TASK: Which lines include the word "headline"? Copy each of them.

DATA RECORDS:
__________________________________________________

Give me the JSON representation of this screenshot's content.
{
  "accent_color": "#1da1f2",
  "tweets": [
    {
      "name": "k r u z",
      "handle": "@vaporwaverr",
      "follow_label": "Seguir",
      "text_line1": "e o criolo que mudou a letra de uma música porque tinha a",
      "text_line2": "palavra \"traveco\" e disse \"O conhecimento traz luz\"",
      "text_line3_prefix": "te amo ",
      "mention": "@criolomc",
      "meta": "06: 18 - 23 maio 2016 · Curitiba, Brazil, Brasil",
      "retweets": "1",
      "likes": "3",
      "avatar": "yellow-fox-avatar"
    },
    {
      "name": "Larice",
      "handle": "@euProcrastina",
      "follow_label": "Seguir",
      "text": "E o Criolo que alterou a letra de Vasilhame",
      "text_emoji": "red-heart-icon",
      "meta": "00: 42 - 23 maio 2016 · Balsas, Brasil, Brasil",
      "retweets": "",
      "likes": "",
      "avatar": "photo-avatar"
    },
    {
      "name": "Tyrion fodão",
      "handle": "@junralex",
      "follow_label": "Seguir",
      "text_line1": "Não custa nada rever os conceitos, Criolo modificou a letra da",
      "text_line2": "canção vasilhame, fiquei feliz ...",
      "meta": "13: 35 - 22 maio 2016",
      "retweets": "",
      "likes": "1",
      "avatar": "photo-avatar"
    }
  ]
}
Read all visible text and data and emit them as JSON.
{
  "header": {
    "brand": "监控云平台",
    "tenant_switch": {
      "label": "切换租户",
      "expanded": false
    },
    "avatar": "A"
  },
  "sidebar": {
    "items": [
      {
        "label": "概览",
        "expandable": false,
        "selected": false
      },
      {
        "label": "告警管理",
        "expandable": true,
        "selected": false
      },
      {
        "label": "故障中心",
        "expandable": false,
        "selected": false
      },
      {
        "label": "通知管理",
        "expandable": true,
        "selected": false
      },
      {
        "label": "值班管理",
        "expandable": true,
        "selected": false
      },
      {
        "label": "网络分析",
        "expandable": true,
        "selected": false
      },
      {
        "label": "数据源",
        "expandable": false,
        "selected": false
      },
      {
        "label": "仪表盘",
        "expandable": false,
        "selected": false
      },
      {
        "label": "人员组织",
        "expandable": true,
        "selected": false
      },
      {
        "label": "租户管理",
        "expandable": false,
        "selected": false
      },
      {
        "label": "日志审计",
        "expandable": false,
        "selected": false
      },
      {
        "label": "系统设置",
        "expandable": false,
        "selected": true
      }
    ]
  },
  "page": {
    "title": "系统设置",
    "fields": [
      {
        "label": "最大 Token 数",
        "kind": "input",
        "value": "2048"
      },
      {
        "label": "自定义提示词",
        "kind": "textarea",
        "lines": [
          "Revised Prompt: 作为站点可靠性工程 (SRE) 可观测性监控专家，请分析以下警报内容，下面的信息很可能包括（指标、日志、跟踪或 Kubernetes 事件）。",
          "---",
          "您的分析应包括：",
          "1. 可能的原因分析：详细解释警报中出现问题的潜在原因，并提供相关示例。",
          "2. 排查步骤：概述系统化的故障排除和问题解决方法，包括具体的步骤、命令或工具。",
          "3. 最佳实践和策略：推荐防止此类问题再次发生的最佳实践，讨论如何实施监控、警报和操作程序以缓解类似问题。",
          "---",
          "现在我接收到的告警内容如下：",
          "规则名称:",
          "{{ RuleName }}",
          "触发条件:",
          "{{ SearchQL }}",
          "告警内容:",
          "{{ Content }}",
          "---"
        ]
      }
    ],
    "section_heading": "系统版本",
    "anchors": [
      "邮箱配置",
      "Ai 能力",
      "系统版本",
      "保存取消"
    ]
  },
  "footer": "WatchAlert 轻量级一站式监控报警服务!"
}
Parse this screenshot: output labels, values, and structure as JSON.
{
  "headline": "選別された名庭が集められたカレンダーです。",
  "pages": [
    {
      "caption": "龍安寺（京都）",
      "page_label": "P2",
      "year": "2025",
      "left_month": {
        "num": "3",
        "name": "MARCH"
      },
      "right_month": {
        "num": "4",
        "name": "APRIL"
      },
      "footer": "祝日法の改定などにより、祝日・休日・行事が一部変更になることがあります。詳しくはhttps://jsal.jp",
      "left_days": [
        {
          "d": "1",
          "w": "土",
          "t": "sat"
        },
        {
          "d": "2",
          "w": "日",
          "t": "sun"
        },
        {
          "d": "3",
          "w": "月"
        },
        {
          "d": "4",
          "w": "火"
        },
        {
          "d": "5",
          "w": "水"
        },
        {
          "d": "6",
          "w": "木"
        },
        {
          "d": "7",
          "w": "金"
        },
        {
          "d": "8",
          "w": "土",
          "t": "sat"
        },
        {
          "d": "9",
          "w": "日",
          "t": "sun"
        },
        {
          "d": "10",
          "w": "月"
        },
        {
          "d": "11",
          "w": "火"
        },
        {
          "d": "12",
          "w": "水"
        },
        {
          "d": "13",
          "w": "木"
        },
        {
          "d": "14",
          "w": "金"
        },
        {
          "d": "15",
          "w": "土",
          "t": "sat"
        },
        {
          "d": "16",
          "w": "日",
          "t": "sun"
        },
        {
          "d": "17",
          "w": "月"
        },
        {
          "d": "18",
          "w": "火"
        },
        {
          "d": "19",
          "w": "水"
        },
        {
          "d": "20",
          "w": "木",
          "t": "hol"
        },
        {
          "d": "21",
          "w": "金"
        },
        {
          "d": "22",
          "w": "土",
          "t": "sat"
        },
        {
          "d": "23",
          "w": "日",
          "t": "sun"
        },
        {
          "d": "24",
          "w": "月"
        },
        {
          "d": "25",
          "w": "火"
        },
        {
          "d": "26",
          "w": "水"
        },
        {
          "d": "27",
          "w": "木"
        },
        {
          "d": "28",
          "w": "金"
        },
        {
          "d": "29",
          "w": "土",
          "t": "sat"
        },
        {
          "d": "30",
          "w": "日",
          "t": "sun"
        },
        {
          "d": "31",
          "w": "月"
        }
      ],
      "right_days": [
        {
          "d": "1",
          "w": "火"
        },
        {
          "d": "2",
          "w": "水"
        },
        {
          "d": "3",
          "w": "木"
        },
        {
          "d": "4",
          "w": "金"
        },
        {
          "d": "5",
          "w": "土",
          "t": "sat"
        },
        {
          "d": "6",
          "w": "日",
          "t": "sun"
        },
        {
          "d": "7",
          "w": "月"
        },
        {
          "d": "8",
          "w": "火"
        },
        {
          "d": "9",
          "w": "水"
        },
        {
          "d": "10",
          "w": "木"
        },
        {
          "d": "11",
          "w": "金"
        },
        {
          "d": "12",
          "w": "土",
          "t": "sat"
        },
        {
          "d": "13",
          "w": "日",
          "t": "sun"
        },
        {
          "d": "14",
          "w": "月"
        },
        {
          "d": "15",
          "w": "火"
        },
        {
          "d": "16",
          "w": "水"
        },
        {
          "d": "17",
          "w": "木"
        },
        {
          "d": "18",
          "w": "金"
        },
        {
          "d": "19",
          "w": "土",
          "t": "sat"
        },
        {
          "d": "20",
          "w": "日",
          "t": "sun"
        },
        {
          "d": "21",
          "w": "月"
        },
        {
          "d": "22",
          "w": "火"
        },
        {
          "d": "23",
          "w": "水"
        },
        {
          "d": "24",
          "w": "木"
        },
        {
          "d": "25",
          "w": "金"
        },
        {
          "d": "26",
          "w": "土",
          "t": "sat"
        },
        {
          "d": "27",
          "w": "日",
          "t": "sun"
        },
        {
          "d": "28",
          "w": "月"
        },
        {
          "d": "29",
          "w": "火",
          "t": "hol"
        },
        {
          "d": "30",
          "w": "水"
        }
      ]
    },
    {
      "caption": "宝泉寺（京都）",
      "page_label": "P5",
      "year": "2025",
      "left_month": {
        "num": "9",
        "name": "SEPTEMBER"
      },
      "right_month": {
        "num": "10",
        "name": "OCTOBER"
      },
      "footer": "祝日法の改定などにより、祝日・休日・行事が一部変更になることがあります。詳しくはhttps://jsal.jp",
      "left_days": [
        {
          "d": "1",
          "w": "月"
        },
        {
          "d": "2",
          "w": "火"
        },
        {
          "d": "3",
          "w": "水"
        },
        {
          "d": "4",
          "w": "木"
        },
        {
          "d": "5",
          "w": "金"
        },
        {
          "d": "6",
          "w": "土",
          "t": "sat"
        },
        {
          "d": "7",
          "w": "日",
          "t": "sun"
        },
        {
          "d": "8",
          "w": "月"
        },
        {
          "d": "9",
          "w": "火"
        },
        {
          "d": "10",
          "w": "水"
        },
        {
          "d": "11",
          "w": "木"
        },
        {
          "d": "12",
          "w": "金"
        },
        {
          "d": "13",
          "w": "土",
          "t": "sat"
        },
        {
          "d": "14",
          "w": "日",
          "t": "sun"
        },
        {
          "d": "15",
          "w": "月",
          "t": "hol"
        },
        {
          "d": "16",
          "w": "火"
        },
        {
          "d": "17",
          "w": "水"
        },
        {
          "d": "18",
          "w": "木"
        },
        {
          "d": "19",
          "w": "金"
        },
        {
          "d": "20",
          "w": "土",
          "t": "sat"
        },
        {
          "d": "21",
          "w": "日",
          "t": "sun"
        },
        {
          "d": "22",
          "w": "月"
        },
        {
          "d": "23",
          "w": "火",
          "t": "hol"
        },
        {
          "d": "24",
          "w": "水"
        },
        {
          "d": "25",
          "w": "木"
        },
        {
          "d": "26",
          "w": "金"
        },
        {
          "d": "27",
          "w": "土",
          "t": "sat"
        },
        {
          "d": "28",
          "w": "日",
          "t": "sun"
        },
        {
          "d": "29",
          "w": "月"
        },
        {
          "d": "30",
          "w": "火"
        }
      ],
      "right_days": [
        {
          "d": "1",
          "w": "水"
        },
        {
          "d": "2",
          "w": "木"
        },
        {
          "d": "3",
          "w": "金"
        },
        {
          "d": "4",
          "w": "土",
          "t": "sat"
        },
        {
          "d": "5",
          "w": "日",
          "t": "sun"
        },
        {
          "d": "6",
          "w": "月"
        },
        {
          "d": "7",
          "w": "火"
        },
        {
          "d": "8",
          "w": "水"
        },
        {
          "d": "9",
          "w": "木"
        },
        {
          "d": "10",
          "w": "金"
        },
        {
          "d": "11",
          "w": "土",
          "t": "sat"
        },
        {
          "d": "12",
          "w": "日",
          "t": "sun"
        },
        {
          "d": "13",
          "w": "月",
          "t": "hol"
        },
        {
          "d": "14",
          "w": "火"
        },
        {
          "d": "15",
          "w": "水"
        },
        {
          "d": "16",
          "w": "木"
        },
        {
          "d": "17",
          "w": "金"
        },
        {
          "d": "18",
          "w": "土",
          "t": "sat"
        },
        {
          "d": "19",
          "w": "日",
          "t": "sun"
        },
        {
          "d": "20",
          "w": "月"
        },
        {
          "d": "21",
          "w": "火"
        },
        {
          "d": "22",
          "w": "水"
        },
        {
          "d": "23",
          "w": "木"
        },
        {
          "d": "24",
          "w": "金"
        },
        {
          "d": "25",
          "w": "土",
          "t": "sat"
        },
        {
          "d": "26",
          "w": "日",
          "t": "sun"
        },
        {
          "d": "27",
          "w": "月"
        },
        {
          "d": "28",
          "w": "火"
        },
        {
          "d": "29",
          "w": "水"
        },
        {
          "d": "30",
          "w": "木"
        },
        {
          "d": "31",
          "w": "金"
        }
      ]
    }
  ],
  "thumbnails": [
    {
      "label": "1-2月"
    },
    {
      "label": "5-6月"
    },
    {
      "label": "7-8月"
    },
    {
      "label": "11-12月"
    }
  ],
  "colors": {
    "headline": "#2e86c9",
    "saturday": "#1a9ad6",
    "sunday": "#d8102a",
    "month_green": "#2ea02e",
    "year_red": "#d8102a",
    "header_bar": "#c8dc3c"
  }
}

__________________________________________________

REPLY:
  "headline": "選別された名庭が集められたカレンダーです。",
    "headline": "#2e86c9",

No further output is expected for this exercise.